Dataset rows:

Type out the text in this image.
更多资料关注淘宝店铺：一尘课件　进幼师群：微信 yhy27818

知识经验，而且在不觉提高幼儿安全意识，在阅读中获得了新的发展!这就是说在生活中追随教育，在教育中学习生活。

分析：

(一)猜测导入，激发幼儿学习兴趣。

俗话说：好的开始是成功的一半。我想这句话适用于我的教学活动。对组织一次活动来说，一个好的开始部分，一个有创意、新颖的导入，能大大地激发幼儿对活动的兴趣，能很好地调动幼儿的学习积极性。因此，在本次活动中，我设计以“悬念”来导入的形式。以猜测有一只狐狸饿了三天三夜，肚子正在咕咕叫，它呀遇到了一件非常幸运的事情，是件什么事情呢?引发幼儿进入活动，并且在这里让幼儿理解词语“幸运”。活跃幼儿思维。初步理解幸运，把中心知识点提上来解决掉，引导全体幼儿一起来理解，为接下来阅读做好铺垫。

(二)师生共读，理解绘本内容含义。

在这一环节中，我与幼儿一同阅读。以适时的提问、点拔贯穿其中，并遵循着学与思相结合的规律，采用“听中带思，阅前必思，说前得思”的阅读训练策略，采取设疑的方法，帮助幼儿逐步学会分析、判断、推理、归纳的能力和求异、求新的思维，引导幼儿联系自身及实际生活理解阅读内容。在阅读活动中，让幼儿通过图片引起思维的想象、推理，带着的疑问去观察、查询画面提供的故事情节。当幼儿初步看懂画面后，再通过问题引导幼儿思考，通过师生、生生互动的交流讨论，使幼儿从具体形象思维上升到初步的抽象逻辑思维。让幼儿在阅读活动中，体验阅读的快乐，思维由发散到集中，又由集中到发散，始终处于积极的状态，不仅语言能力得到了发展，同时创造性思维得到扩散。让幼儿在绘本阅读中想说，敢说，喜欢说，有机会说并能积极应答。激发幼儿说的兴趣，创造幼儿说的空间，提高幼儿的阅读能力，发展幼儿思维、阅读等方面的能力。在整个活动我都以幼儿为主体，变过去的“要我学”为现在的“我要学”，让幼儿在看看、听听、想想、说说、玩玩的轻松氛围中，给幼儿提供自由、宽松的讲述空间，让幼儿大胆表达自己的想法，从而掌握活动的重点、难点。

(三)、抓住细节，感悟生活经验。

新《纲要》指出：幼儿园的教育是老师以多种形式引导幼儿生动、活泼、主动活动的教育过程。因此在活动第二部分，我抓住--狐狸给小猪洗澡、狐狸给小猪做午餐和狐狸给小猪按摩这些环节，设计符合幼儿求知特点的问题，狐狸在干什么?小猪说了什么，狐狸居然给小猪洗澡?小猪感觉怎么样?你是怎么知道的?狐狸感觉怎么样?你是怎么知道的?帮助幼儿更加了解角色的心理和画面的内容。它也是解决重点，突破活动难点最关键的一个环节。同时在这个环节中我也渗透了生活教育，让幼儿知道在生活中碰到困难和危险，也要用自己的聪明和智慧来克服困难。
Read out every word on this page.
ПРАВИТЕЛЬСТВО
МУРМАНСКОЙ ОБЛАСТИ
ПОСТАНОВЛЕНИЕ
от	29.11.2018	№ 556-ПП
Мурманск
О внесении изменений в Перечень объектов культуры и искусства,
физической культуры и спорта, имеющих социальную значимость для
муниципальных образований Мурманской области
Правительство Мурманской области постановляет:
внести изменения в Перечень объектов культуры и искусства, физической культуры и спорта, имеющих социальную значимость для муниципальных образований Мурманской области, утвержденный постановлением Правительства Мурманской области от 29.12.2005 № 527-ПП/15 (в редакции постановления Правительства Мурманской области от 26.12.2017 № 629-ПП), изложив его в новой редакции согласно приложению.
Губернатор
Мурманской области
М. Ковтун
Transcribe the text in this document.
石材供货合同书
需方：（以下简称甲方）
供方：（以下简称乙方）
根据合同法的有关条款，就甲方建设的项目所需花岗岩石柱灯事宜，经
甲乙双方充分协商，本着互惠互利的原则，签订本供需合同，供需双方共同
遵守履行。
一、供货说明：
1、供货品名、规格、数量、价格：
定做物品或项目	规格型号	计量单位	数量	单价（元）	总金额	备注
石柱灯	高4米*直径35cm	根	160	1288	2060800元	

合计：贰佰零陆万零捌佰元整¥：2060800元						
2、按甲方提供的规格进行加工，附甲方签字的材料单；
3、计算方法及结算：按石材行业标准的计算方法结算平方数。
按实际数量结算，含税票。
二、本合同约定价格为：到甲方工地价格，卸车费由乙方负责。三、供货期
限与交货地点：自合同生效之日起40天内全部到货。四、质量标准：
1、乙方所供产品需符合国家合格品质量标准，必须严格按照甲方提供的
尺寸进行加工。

Work to complete:
Write out the entire listing exactly.

Worked answer:
Type out the text in this image.
更多资料关注淘宝店铺：一尘课件　进幼师群：微信 yhy27818

知识经验，而且在不觉提高幼儿安全意识，在阅读中获得了新的发展!这就是说在生活中追随教育，在教育中学习生活。

分析：

(一)猜测导入，激发幼儿学习兴趣。

俗话说：好的开始是成功的一半。我想这句话适用于我的教学活动。对组织一次活动来说，一个好的开始部分，一个有创意、新颖的导入，能大大地激发幼儿对活动的兴趣，能很好地调动幼儿的学习积极性。因此，在本次活动中，我设计以“悬念”来导入的形式。以猜测有一只狐狸饿了三天三夜，肚子正在咕咕叫，它呀遇到了一件非常幸运的事情，是件什么事情呢?引发幼儿进入活动，并且在这里让幼儿理解词语“幸运”。活跃幼儿思维。初步理解幸运，把中心知识点提上来解决掉，引导全体幼儿一起来理解，为接下来阅读做好铺垫。

(二)师生共读，理解绘本内容含义。

在这一环节中，我与幼儿一同阅读。以适时的提问、点拔贯穿其中，并遵循着学与思相结合的规律，采用“听中带思，阅前必思，说前得思”的阅读训练策略，采取设疑的方法，帮助幼儿逐步学会分析、判断、推理、归纳的能力和求异、求新的思维，引导幼儿联系自身及实际生活理解阅读内容。在阅读活动中，让幼儿通过图片引起思维的想象、推理，带着的疑问去观察、查询画面提供的故事情节。当幼儿初步看懂画面后，再通过问题引导幼儿思考，通过师生、生生互动的交流讨论，使幼儿从具体形象思维上升到初步的抽象逻辑思维。让幼儿在阅读活动中，体验阅读的快乐，思维由发散到集中，又由集中到发散，始终处于积极的状态，不仅语言能力得到了发展，同时创造性思维得到扩散。让幼儿在绘本阅读中想说，敢说，喜欢说，有机会说并能积极应答。激发幼儿说的兴趣，创造幼儿说的空间，提高幼儿的阅读能力，发展幼儿思维、阅读等方面的能力。在整个活动我都以幼儿为主体，变过去的“要我学”为现在的“我要学”，让幼儿在看看、听听、想想、说说、玩玩的轻松氛围中，给幼儿提供自由、宽松的讲述空间，让幼儿大胆表达自己的想法，从而掌握活动的重点、难点。

(三)、抓住细节，感悟生活经验。

新《纲要》指出：幼儿园的教育是老师以多种形式引导幼儿生动、活泼、主动活动的教育过程。因此在活动第二部分，我抓住--狐狸给小猪洗澡、狐狸给小猪做午餐和狐狸给小猪按摩这些环节，设计符合幼儿求知特点的问题，狐狸在干什么?小猪说了什么，狐狸居然给小猪洗澡?小猪感觉怎么样?你是怎么知道的?狐狸感觉怎么样?你是怎么知道的?帮助幼儿更加了解角色的心理和画面的内容。它也是解决重点，突破活动难点最关键的一个环节。同时在这个环节中我也渗透了生活教育，让幼儿知道在生活中碰到困难和危险，也要用自己的聪明和智慧来克服困难。
Read out every word on this page.
ПРАВИТЕЛЬСТВО
МУРМАНСКОЙ ОБЛАСТИ
ПОСТАНОВЛЕНИЕ
от	29.11.2018	№ 556-ПП
Мурманск
О внесении изменений в Перечень объектов культуры и искусства,
физической культуры и спорта, имеющих социальную значимость для
муниципальных образований Мурманской области
Правительство Мурманской области постановляет:
внести изменения в Перечень объектов культуры и искусства, физической культуры и спорта, имеющих социальную значимость для муниципальных образований Мурманской области, утвержденный постановлением Правительства Мурманской области от 29.12.2005 № 527-ПП/15 (в редакции постановления Правительства Мурманской области от 26.12.2017 № 629-ПП), изложив его в новой редакции согласно приложению.
Губернатор
Мурманской области
М. Ковтун
Transcribe the text in this document.
石材供货合同书
需方：（以下简称甲方）
供方：（以下简称乙方）
根据合同法的有关条款，就甲方建设的项目所需花岗岩石柱灯事宜，经
甲乙双方充分协商，本着互惠互利的原则，签订本供需合同，供需双方共同
遵守履行。
一、供货说明：
1、供货品名、规格、数量、价格：
定做物品或项目	规格型号	计量单位	数量	单价（元）	总金额	备注
石柱灯	高4米*直径35cm	根	160	1288	2060800元	

合计：贰佰零陆万零捌佰元整¥：2060800元						
2、按甲方提供的规格进行加工，附甲方签字的材料单；
3、计算方法及结算：按石材行业标准的计算方法结算平方数。
按实际数量结算，含税票。
二、本合同约定价格为：到甲方工地价格，卸车费由乙方负责。三、供货期
限与交货地点：自合同生效之日起40天内全部到货。四、质量标准：
1、乙方所供产品需符合国家合格品质量标准，必须严格按照甲方提供的
尺寸进行加工。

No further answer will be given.